(Data entries)
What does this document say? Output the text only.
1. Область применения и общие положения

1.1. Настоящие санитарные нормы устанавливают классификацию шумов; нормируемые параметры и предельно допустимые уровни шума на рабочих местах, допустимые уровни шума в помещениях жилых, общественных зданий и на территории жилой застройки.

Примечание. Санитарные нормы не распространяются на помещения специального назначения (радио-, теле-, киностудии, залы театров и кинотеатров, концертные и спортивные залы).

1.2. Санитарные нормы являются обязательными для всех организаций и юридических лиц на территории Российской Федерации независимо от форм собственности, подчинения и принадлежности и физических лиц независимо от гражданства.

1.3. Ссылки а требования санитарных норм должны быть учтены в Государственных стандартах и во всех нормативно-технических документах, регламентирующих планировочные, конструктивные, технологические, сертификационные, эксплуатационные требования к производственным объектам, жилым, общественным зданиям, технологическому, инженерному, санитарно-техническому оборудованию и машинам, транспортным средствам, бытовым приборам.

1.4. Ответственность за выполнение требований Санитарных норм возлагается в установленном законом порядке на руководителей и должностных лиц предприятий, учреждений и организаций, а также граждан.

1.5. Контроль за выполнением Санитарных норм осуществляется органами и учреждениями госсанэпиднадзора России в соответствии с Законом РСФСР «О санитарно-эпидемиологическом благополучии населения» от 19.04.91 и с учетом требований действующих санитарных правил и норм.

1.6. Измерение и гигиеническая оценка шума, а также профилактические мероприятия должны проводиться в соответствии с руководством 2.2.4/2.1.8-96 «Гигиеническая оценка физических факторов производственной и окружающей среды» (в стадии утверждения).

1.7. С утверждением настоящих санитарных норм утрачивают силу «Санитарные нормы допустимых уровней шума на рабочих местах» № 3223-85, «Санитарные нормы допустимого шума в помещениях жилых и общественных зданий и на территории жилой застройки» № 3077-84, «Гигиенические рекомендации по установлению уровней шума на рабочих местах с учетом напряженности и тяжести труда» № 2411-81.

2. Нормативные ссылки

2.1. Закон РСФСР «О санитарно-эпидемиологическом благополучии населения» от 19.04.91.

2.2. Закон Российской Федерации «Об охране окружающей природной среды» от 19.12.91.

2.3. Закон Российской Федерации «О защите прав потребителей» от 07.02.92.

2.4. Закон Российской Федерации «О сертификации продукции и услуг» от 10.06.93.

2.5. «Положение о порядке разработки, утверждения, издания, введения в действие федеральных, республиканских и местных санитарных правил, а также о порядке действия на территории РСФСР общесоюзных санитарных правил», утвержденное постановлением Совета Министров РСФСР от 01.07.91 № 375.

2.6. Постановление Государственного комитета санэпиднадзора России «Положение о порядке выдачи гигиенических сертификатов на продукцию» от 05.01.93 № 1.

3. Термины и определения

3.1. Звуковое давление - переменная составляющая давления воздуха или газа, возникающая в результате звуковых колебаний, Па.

**Prompt**: Copy every single line of the material above that holds "соответствии".

**Reply**:
1.5. Контроль за выполнением Санитарных норм осуществляется органами и учреждениями госсанэпиднадзора России в соответствии с Законом РСФСР «О санитарно-эпидемиологическом благополучии населения» от 19.04.91 и с учетом требований действующих санитарных правил и норм.
1.6. Измерение и гигиеническая оценка шума, а также профилактические мероприятия должны проводиться в соответствии с руководством 2.2.4/2.1.8-96 «Гигиеническая оценка физических факторов производственной и окружающей среды» (в стадии утверждения).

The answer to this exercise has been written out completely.